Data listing
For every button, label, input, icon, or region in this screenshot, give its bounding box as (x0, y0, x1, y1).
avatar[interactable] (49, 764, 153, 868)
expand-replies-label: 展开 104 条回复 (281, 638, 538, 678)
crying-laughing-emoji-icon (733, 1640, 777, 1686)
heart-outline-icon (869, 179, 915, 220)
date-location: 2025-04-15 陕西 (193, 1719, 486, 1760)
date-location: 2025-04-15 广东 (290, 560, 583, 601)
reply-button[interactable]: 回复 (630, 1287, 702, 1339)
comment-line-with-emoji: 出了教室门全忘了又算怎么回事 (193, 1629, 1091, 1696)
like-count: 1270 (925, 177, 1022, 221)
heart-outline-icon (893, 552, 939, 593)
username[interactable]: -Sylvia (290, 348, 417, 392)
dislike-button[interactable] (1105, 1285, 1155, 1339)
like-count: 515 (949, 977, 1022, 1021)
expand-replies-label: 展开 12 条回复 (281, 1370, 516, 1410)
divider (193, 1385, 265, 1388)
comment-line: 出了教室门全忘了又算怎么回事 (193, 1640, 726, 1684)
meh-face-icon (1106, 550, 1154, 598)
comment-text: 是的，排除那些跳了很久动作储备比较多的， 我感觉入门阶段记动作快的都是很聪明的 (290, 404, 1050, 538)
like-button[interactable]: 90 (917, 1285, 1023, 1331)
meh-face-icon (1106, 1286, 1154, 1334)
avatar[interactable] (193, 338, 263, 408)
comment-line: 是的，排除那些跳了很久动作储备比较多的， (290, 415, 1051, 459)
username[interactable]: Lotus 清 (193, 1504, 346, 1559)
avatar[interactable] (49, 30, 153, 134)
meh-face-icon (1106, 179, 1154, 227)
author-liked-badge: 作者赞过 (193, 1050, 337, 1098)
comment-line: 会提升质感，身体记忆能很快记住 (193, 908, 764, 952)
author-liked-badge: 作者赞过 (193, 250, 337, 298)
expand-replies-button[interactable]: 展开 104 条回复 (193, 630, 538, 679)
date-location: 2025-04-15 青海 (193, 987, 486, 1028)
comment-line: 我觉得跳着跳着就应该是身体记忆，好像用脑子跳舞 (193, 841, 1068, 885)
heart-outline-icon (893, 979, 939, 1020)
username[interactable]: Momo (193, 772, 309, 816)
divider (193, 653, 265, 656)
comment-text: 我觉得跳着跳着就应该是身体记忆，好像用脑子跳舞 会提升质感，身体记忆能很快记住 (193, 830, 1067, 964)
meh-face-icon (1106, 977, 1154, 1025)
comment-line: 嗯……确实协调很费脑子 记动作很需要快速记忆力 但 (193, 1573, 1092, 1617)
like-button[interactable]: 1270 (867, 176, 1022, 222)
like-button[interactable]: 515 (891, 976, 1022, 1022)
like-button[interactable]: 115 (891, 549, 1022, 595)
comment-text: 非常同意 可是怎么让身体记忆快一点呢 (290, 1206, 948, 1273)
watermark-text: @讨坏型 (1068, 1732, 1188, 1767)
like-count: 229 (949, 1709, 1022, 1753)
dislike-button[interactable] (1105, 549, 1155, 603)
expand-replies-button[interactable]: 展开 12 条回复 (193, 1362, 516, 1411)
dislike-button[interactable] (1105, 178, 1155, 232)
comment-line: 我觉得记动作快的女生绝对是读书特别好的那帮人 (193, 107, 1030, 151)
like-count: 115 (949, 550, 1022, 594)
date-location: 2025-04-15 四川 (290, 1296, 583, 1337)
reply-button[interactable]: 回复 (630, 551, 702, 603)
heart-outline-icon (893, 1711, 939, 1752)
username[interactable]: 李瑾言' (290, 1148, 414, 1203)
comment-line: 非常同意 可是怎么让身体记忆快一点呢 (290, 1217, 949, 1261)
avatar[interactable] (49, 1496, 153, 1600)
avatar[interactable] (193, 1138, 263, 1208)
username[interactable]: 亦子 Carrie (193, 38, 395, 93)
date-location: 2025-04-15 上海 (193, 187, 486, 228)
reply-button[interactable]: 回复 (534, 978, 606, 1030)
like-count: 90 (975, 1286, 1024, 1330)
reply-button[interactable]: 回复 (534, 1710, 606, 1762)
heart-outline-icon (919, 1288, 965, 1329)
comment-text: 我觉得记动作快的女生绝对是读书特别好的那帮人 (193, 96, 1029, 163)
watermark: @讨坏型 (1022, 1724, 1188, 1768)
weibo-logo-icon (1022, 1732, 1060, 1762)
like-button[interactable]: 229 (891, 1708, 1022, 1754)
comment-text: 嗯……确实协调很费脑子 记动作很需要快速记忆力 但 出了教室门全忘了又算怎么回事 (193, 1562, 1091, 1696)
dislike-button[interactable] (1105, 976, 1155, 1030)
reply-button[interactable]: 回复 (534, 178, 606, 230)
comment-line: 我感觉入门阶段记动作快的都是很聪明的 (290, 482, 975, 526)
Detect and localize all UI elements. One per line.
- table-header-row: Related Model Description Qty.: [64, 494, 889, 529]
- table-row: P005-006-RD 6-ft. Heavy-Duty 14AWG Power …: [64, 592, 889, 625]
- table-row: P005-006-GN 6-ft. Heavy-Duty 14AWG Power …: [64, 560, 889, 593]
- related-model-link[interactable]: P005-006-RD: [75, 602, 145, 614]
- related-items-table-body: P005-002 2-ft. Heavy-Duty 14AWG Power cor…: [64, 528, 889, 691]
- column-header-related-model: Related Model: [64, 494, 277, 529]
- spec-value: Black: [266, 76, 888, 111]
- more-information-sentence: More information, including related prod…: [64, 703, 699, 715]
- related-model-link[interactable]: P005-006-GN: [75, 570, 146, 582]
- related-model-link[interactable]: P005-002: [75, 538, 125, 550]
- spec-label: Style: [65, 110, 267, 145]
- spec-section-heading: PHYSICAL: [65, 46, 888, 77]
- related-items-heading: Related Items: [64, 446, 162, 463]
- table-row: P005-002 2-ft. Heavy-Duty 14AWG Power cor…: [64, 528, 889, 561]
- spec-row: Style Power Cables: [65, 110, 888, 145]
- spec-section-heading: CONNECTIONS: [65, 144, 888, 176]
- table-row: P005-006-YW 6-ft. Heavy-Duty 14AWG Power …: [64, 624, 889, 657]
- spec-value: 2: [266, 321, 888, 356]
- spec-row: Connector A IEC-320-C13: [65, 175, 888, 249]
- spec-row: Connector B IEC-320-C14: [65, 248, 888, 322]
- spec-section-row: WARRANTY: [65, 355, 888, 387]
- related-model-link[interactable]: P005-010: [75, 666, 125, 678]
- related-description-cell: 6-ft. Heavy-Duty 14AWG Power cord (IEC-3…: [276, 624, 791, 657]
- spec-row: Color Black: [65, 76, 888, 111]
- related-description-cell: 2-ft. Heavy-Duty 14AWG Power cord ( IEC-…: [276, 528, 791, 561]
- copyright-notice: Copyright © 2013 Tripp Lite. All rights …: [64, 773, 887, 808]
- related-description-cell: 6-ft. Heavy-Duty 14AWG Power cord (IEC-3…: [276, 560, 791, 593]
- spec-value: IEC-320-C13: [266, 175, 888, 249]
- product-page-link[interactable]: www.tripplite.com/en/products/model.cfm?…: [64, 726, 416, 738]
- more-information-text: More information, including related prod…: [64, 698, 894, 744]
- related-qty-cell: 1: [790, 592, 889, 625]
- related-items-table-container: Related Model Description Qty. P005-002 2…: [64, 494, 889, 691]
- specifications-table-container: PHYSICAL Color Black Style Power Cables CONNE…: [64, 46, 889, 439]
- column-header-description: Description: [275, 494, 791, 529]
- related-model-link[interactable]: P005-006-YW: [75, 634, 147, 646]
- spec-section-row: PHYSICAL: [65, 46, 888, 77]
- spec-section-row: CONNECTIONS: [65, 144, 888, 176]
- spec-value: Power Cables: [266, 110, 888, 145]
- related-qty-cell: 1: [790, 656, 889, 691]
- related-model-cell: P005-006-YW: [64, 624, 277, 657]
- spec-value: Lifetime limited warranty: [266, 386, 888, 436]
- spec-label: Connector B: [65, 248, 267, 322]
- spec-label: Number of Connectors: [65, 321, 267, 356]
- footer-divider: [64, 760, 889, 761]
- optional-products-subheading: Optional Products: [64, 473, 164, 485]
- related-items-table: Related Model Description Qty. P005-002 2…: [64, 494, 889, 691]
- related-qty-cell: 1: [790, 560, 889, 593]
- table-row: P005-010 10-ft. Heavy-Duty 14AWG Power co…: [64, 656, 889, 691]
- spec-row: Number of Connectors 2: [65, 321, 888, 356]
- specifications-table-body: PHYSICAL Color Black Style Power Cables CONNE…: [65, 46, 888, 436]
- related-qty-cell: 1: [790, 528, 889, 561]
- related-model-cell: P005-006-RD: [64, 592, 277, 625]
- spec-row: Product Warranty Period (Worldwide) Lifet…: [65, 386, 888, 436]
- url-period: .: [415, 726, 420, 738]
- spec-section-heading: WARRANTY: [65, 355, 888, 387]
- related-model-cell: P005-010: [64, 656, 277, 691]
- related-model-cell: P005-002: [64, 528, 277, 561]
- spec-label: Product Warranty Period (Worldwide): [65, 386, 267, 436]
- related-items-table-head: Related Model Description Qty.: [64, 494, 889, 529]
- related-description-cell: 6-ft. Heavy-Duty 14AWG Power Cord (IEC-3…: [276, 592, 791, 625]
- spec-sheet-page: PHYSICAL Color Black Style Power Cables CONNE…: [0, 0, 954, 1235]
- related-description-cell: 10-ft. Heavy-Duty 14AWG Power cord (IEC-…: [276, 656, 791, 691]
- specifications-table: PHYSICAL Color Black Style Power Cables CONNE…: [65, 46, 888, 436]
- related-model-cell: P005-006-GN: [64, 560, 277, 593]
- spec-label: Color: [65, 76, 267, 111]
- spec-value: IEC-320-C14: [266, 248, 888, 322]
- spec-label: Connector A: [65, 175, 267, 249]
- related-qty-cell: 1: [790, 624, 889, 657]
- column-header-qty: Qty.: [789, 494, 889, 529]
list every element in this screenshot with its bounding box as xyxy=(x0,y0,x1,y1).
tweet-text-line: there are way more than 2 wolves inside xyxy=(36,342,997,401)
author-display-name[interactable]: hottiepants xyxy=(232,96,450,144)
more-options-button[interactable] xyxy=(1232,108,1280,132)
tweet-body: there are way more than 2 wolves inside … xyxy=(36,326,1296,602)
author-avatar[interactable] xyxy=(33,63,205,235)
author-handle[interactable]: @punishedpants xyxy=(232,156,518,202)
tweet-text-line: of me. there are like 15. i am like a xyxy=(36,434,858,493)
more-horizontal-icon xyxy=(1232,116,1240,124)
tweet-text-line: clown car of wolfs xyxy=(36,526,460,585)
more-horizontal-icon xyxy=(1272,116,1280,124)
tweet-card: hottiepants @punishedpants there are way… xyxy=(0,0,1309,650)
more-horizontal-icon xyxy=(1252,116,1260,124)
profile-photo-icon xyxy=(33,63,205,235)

## WHAT IS NEEDED
Convert the records into a JSON list of strings with one string per line and no blank lines. Begin at the very first line and stop after the line that contains "comment-line: 出了教室门全忘了又算怎么回事 (193, 1640, 726, 1684)", including it.

## THE REPLY
[
  "For every button, label, input, icon, or region in this screenshot, give its bounding box as (x0, y0, x1, y1).",
  "avatar[interactable] (49, 764, 153, 868)",
  "expand-replies-label: 展开 104 条回复 (281, 638, 538, 678)",
  "crying-laughing-emoji-icon (733, 1640, 777, 1686)",
  "heart-outline-icon (869, 179, 915, 220)",
  "date-location: 2025-04-15 陕西 (193, 1719, 486, 1760)",
  "date-location: 2025-04-15 广东 (290, 560, 583, 601)",
  "reply-button[interactable]: 回复 (630, 1287, 702, 1339)",
  "comment-line-with-emoji: 出了教室门全忘了又算怎么回事 (193, 1629, 1091, 1696)",
  "like-count: 1270 (925, 177, 1022, 221)",
  "heart-outline-icon (893, 552, 939, 593)",
  "username[interactable]: -Sylvia (290, 348, 417, 392)",
  "dislike-button[interactable] (1105, 1285, 1155, 1339)",
  "like-count: 515 (949, 977, 1022, 1021)",
  "expand-replies-label: 展开 12 条回复 (281, 1370, 516, 1410)",
  "divider (193, 1385, 265, 1388)",
  "comment-line: 出了教室门全忘了又算怎么回事 (193, 1640, 726, 1684)"
]